Rewrite the material below, replacing every "divider" with "separator" and keeping everything else unchanged. Leave out the pictures.

══ Listed entries

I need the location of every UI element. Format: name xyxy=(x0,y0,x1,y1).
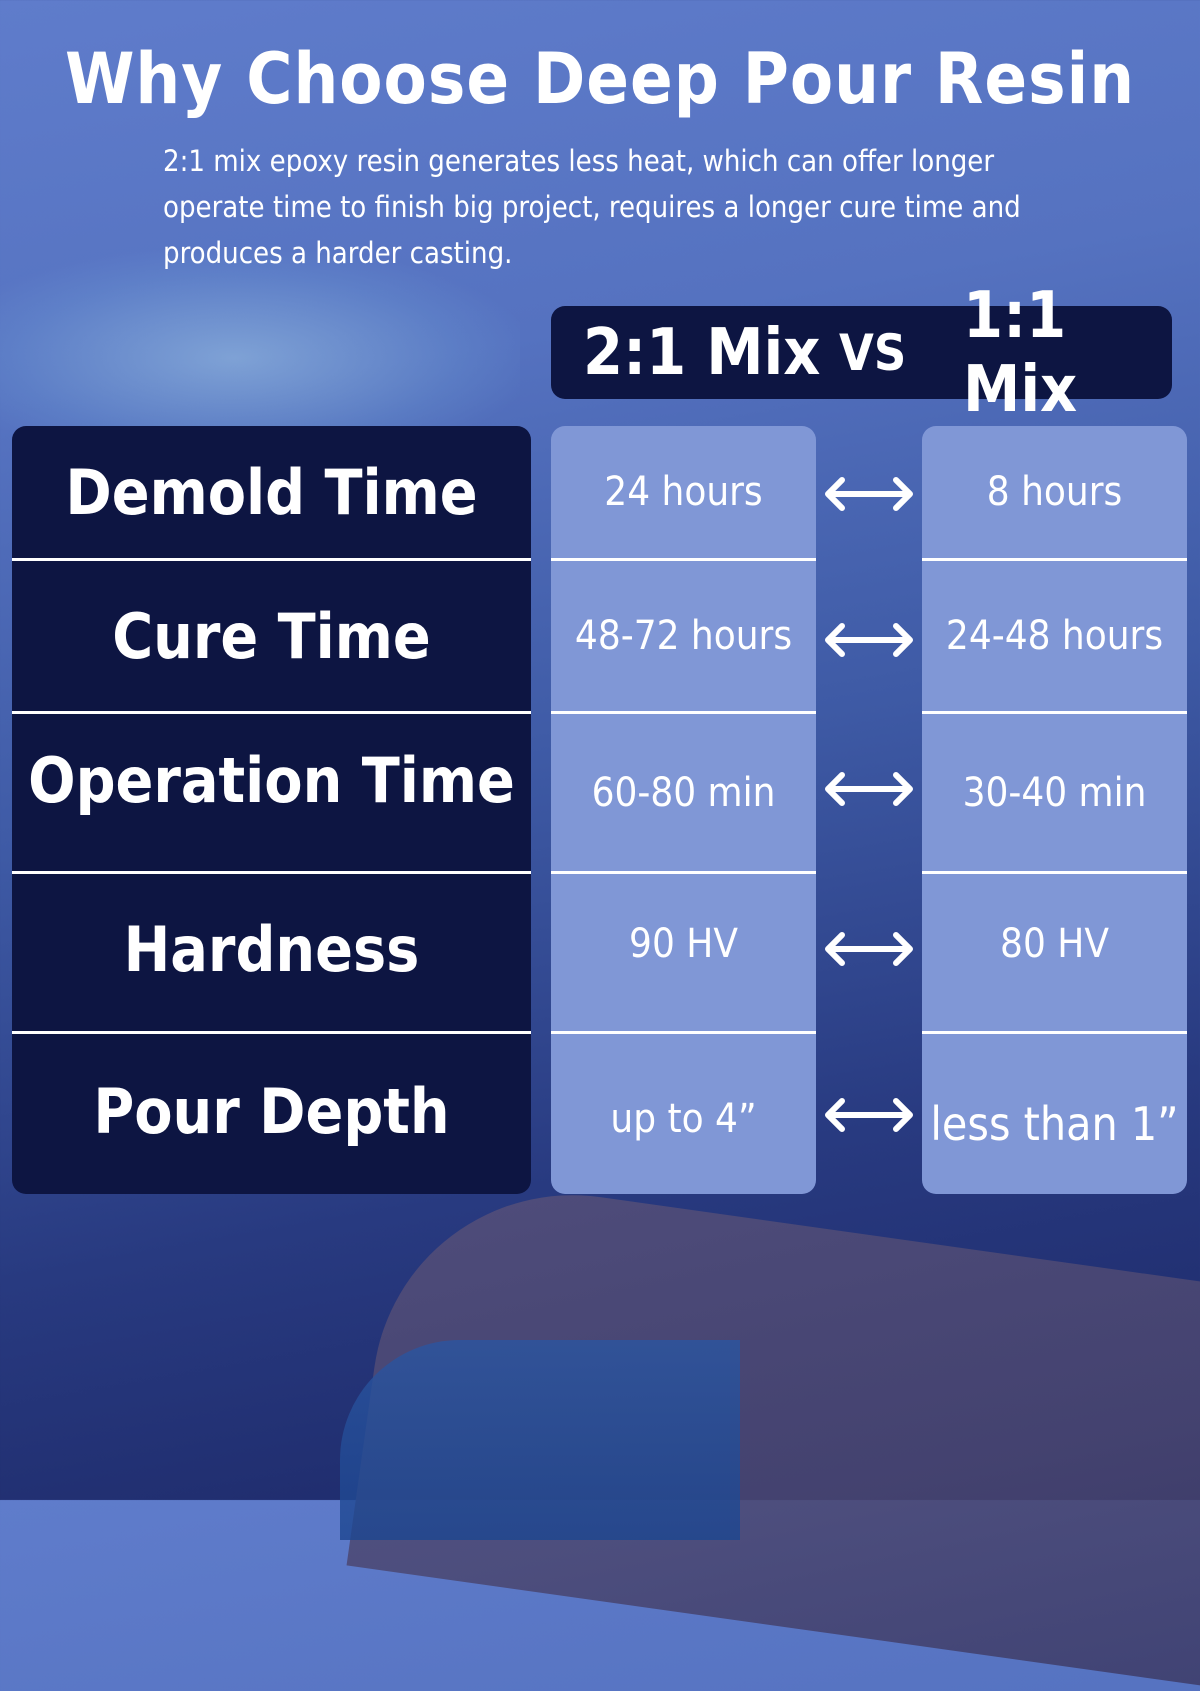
value-cure-1-1: 24-48 hours xyxy=(945,613,1164,659)
divider xyxy=(551,711,816,714)
divider xyxy=(12,1031,531,1034)
double-arrow-icon xyxy=(825,477,913,511)
value-hardness-1-1: 80 HV xyxy=(1000,921,1109,967)
value-depth-2-1: up to 4” xyxy=(610,1096,757,1142)
subtitle: 2:1 mix epoxy resin generates less heat,… xyxy=(163,144,1021,270)
divider xyxy=(551,558,816,561)
double-arrow-icon xyxy=(825,932,913,966)
divider xyxy=(12,871,531,874)
label-operation-time: Operation Time xyxy=(28,743,515,817)
mix-2-1-column: 24 hours 48-72 hours 60-80 min 90 HV up … xyxy=(551,426,816,1194)
mix-1-1-column: 8 hours 24-48 hours 30-40 min 80 HV less… xyxy=(922,426,1187,1194)
divider xyxy=(922,871,1187,874)
iceberg-background xyxy=(0,250,520,430)
value-operation-2-1: 60-80 min xyxy=(591,769,776,816)
header-mix-2-1: 2:1 Mix xyxy=(583,315,821,390)
value-cure-2-1: 48-72 hours xyxy=(574,613,793,659)
page-title: Why Choose Deep Pour Resin xyxy=(64,38,1136,120)
divider xyxy=(922,711,1187,714)
label-cure-time: Cure Time xyxy=(112,599,431,673)
header-mix-1-1: 1:1 Mix xyxy=(963,278,1078,427)
double-arrow-icon xyxy=(825,1098,913,1132)
divider xyxy=(922,1031,1187,1034)
divider xyxy=(551,871,816,874)
divider xyxy=(12,711,531,714)
double-arrow-icon xyxy=(825,772,913,806)
value-hardness-2-1: 90 HV xyxy=(629,921,738,967)
value-operation-1-1: 30-40 min xyxy=(962,769,1147,816)
value-demold-2-1: 24 hours xyxy=(604,469,763,515)
label-hardness: Hardness xyxy=(123,912,420,986)
divider xyxy=(551,1031,816,1034)
value-demold-1-1: 8 hours xyxy=(986,469,1123,515)
label-demold-time: Demold Time xyxy=(65,455,478,529)
divider xyxy=(922,558,1187,561)
double-arrow-icon xyxy=(825,623,913,657)
value-depth-1-1: less than 1” xyxy=(930,1097,1179,1151)
property-labels: Demold Time Cure Time Operation Time Har… xyxy=(12,426,531,1194)
comparison-header: 2:1 Mix VS 1:1 Mix xyxy=(551,279,1172,427)
resin-background xyxy=(340,1340,740,1540)
header-vs: VS xyxy=(839,324,907,382)
divider xyxy=(12,558,531,561)
label-pour-depth: Pour Depth xyxy=(93,1074,450,1148)
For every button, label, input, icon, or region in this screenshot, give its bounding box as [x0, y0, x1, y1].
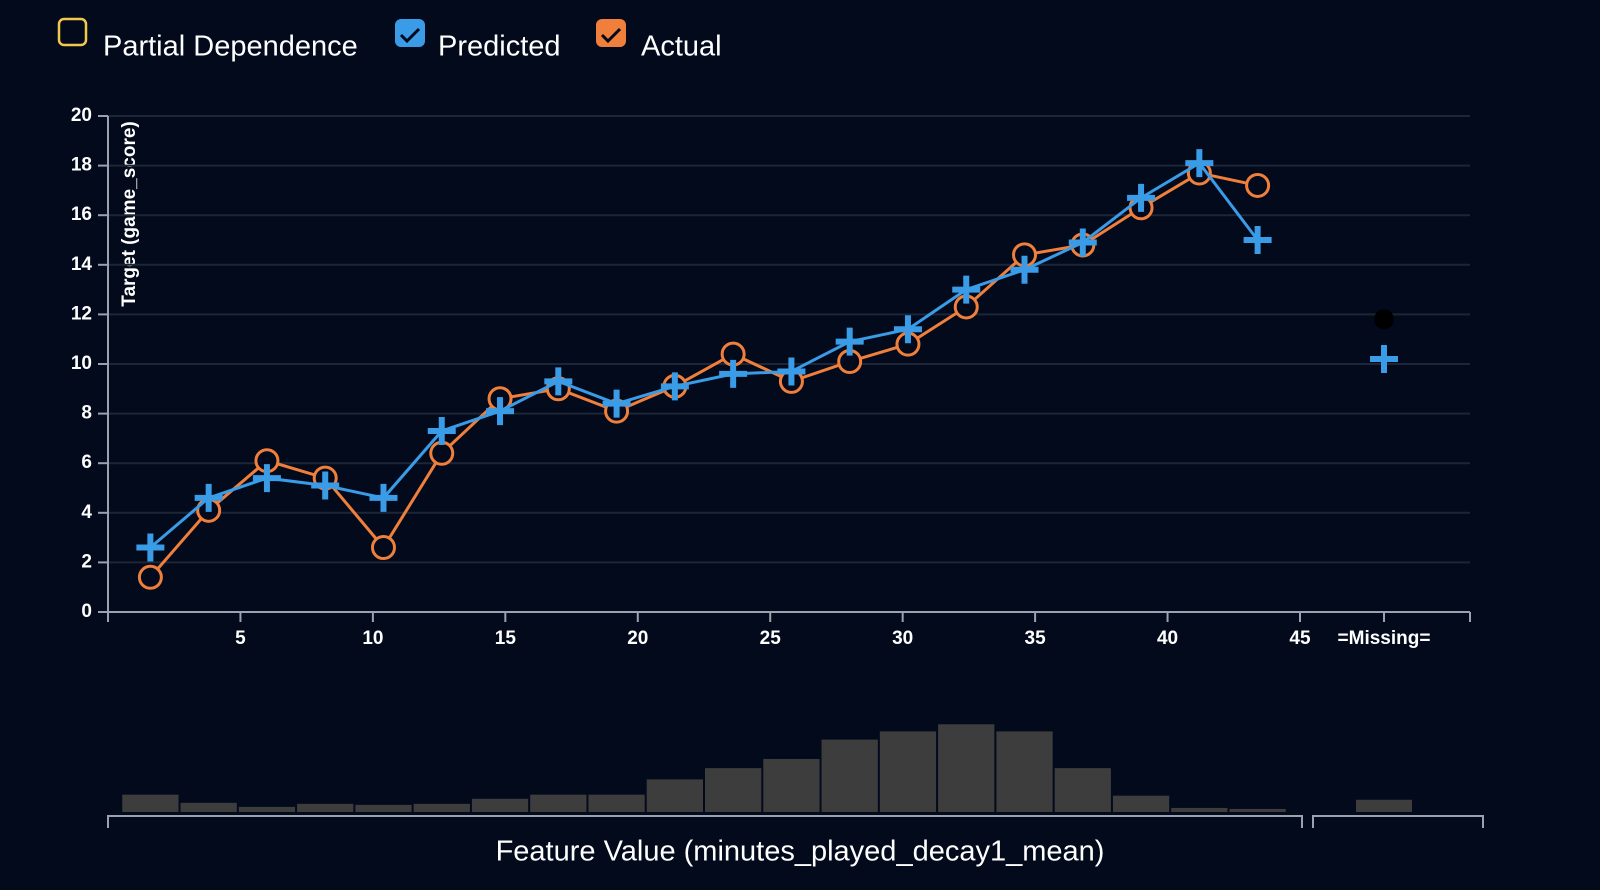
y-tick-label: 14	[71, 254, 93, 275]
legend-checkbox[interactable]	[596, 19, 626, 47]
legend-checkbox[interactable]	[395, 19, 425, 47]
point	[1243, 226, 1272, 254]
point	[1127, 183, 1156, 212]
legend-label: Predicted	[438, 31, 561, 63]
point	[311, 471, 340, 500]
point	[1010, 255, 1039, 284]
y-tick-label: 2	[81, 551, 92, 572]
histogram-axis	[1312, 815, 1484, 828]
histogram-bar	[646, 779, 703, 812]
x-tick-label: 20	[627, 628, 648, 649]
histogram-bar	[705, 768, 762, 812]
histogram-bar	[1171, 807, 1228, 812]
histogram-bar	[471, 798, 529, 812]
point	[544, 367, 573, 396]
point	[486, 397, 515, 426]
point	[777, 357, 806, 386]
missing-point	[1374, 309, 1394, 330]
legend: Partial Dependence Predicted Actual	[57, 17, 722, 63]
point	[835, 327, 864, 356]
histogram-bar	[821, 739, 878, 812]
point	[370, 535, 396, 561]
point	[1245, 172, 1271, 198]
x-tick-label: 15	[495, 628, 517, 649]
point	[252, 464, 281, 493]
y-tick-label: 16	[71, 204, 92, 225]
x-tick-label: 30	[892, 628, 913, 649]
histogram-bar	[530, 794, 587, 812]
histogram-bar	[122, 794, 179, 812]
point	[427, 416, 456, 445]
y-tick-label: 6	[81, 452, 92, 473]
point	[137, 564, 163, 590]
y-axis-label: Target (game_score)	[119, 121, 140, 307]
x-tick-label: 40	[1157, 628, 1178, 649]
point	[194, 483, 223, 512]
histogram-bar	[297, 803, 354, 812]
histogram-bar	[588, 794, 645, 812]
point	[719, 359, 748, 388]
point	[893, 315, 922, 344]
point	[660, 372, 689, 401]
x-tick-label: 5	[235, 628, 246, 649]
histogram-bar	[763, 758, 820, 812]
y-tick-label: 0	[81, 601, 92, 622]
point	[1370, 345, 1398, 374]
point	[136, 533, 165, 562]
check-icon	[399, 27, 421, 44]
x-tick-label: 45	[1289, 628, 1311, 649]
point	[952, 275, 981, 304]
point	[1185, 149, 1214, 178]
legend-checkbox[interactable]	[57, 17, 88, 47]
histogram-bar	[1112, 795, 1170, 812]
histogram-axis	[107, 815, 1303, 828]
point	[602, 389, 631, 418]
y-tick-label: 4	[81, 502, 92, 523]
point	[1068, 228, 1097, 257]
y-tick-label: 8	[81, 403, 92, 424]
series-line	[149, 171, 1258, 579]
legend-label: Actual	[641, 31, 722, 63]
y-tick-label: 20	[71, 105, 92, 126]
histogram-bar	[413, 803, 470, 812]
y-tick-label: 18	[71, 155, 92, 176]
legend-label: Partial Dependence	[103, 31, 358, 63]
x-tick-label: 35	[1025, 628, 1047, 649]
histogram-bar	[1229, 808, 1286, 812]
histogram-bar	[879, 731, 937, 812]
x-tick-label: 10	[362, 628, 383, 649]
x-axis-label: Feature Value (minutes_played_decay1_mea…	[496, 836, 1105, 868]
histogram-bar	[238, 806, 296, 812]
x-tick-label: 25	[760, 628, 782, 649]
histogram-bar	[180, 802, 237, 812]
histogram-bar	[1356, 799, 1412, 812]
check-icon	[600, 27, 622, 44]
x-tick-label: =Missing=	[1338, 628, 1431, 649]
histogram-bar	[938, 724, 995, 812]
histogram-bar	[355, 804, 412, 812]
point	[369, 483, 398, 512]
point	[429, 440, 455, 466]
histogram-bar	[996, 731, 1053, 812]
histogram-bar	[1054, 768, 1111, 812]
y-tick-label: 12	[71, 303, 92, 324]
series-line	[149, 161, 1259, 549]
y-tick-label: 10	[71, 353, 92, 374]
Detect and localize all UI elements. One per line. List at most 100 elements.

════

§ The response
I need the location of every UI element. Format: name xyxy=(x0,y0,x1,y1).
value-cure-1-1: 24-48 hours xyxy=(945,613,1164,659)
separator xyxy=(551,711,816,714)
separator xyxy=(12,1031,531,1034)
double-arrow-icon xyxy=(825,477,913,511)
value-hardness-1-1: 80 HV xyxy=(1000,921,1109,967)
value-depth-2-1: up to 4” xyxy=(610,1096,757,1142)
subtitle: 2:1 mix epoxy resin generates less heat,… xyxy=(163,144,1021,270)
separator xyxy=(551,558,816,561)
double-arrow-icon xyxy=(825,932,913,966)
separator xyxy=(12,871,531,874)
label-operation-time: Operation Time xyxy=(28,743,515,817)
mix-2-1-column: 24 hours 48-72 hours 60-80 min 90 HV up … xyxy=(551,426,816,1194)
mix-1-1-column: 8 hours 24-48 hours 30-40 min 80 HV less… xyxy=(922,426,1187,1194)
separator xyxy=(922,871,1187,874)
iceberg-background xyxy=(0,250,520,430)
value-operation-2-1: 60-80 min xyxy=(591,769,776,816)
header-mix-2-1: 2:1 Mix xyxy=(583,315,821,390)
value-cure-2-1: 48-72 hours xyxy=(574,613,793,659)
page-title: Why Choose Deep Pour Resin xyxy=(64,38,1136,120)
separator xyxy=(922,711,1187,714)
label-cure-time: Cure Time xyxy=(112,599,431,673)
header-mix-1-1: 1:1 Mix xyxy=(963,278,1078,427)
double-arrow-icon xyxy=(825,1098,913,1132)
separator xyxy=(922,1031,1187,1034)
separator xyxy=(551,871,816,874)
separator xyxy=(12,711,531,714)
double-arrow-icon xyxy=(825,772,913,806)
value-hardness-2-1: 90 HV xyxy=(629,921,738,967)
value-operation-1-1: 30-40 min xyxy=(962,769,1147,816)
value-demold-2-1: 24 hours xyxy=(604,469,763,515)
label-hardness: Hardness xyxy=(123,912,420,986)
separator xyxy=(551,1031,816,1034)
value-demold-1-1: 8 hours xyxy=(986,469,1123,515)
label-demold-time: Demold Time xyxy=(65,455,478,529)
separator xyxy=(922,558,1187,561)
double-arrow-icon xyxy=(825,623,913,657)
value-depth-1-1: less than 1” xyxy=(930,1097,1179,1151)
property-labels: Demold Time Cure Time Operation Time Har… xyxy=(12,426,531,1194)
comparison-header: 2:1 Mix VS 1:1 Mix xyxy=(551,279,1172,427)
resin-background xyxy=(340,1340,740,1540)
header-vs: VS xyxy=(839,324,907,382)
separator xyxy=(12,558,531,561)
label-pour-depth: Pour Depth xyxy=(93,1074,450,1148)
For every button, label, input, icon, or region in this screenshot, give its bounding box as [x0, y0, x1, y1].
y-tick-label: 14	[71, 254, 93, 275]
legend-checkbox[interactable]	[596, 19, 626, 47]
legend-checkbox[interactable]	[395, 19, 425, 47]
point	[1243, 226, 1272, 254]
point	[1127, 183, 1156, 212]
legend-label: Predicted	[438, 31, 561, 63]
point	[311, 471, 340, 500]
point	[1010, 255, 1039, 284]
y-tick-label: 2	[81, 551, 92, 572]
histogram-axis	[1312, 815, 1484, 828]
histogram-bar	[646, 779, 703, 812]
x-tick-label: 20	[627, 628, 648, 649]
histogram-bar	[705, 768, 762, 812]
histogram-bar	[1171, 807, 1228, 812]
histogram-bar	[471, 798, 529, 812]
point	[544, 367, 573, 396]
point	[486, 397, 515, 426]
point	[777, 357, 806, 386]
missing-point	[1374, 309, 1394, 330]
legend: Partial Dependence Predicted Actual	[57, 17, 722, 63]
point	[835, 327, 864, 356]
histogram-bar	[821, 739, 878, 812]
point	[370, 535, 396, 561]
point	[1245, 172, 1271, 198]
x-tick-label: 15	[495, 628, 517, 649]
point	[252, 464, 281, 493]
y-tick-label: 16	[71, 204, 92, 225]
x-tick-label: 30	[892, 628, 913, 649]
histogram-bar	[530, 794, 587, 812]
histogram-bar	[122, 794, 179, 812]
point	[427, 416, 456, 445]
y-tick-label: 6	[81, 452, 92, 473]
point	[137, 564, 163, 590]
y-axis-label: Target (game_score)	[119, 121, 140, 307]
x-tick-label: 40	[1157, 628, 1178, 649]
point	[194, 483, 223, 512]
histogram-bar	[297, 803, 354, 812]
histogram-bar	[588, 794, 645, 812]
point	[719, 359, 748, 388]
point	[893, 315, 922, 344]
point	[660, 372, 689, 401]
x-tick-label: 5	[235, 628, 246, 649]
histogram-bar	[763, 758, 820, 812]
y-tick-label: 0	[81, 601, 92, 622]
point	[1370, 345, 1398, 374]
point	[136, 533, 165, 562]
check-icon	[399, 27, 421, 44]
x-tick-label: 45	[1289, 628, 1311, 649]
point	[952, 275, 981, 304]
point	[1185, 149, 1214, 178]
legend-checkbox[interactable]	[57, 17, 88, 47]
histogram-bar	[1112, 795, 1170, 812]
histogram-axis	[107, 815, 1303, 828]
point	[602, 389, 631, 418]
y-tick-label: 4	[81, 502, 92, 523]
point	[1068, 228, 1097, 257]
y-tick-label: 8	[81, 403, 92, 424]
series-line	[149, 171, 1258, 579]
legend-label: Actual	[641, 31, 722, 63]
y-tick-label: 20	[71, 105, 92, 126]
histogram-bar	[413, 803, 470, 812]
y-tick-label: 18	[71, 155, 92, 176]
legend-label: Partial Dependence	[103, 31, 358, 63]
x-tick-label: 35	[1025, 628, 1047, 649]
histogram-bar	[1229, 808, 1286, 812]
histogram-bar	[879, 731, 937, 812]
x-tick-label: 10	[362, 628, 383, 649]
x-axis-label: Feature Value (minutes_played_decay1_mea…	[496, 836, 1105, 868]
histogram-bar	[238, 806, 296, 812]
x-tick-label: 25	[760, 628, 782, 649]
histogram-bar	[180, 802, 237, 812]
histogram-bar	[1356, 799, 1412, 812]
check-icon	[600, 27, 622, 44]
x-tick-label: =Missing=	[1338, 628, 1431, 649]
histogram-bar	[938, 724, 995, 812]
histogram-bar	[355, 804, 412, 812]
point	[369, 483, 398, 512]
point	[429, 440, 455, 466]
histogram-bar	[996, 731, 1053, 812]
histogram-bar	[1054, 768, 1111, 812]
y-tick-label: 12	[71, 303, 92, 324]
series-line	[149, 161, 1259, 549]
y-tick-label: 10	[71, 353, 92, 374]
Detect and localize all UI elements. One per line. List at most 100 elements.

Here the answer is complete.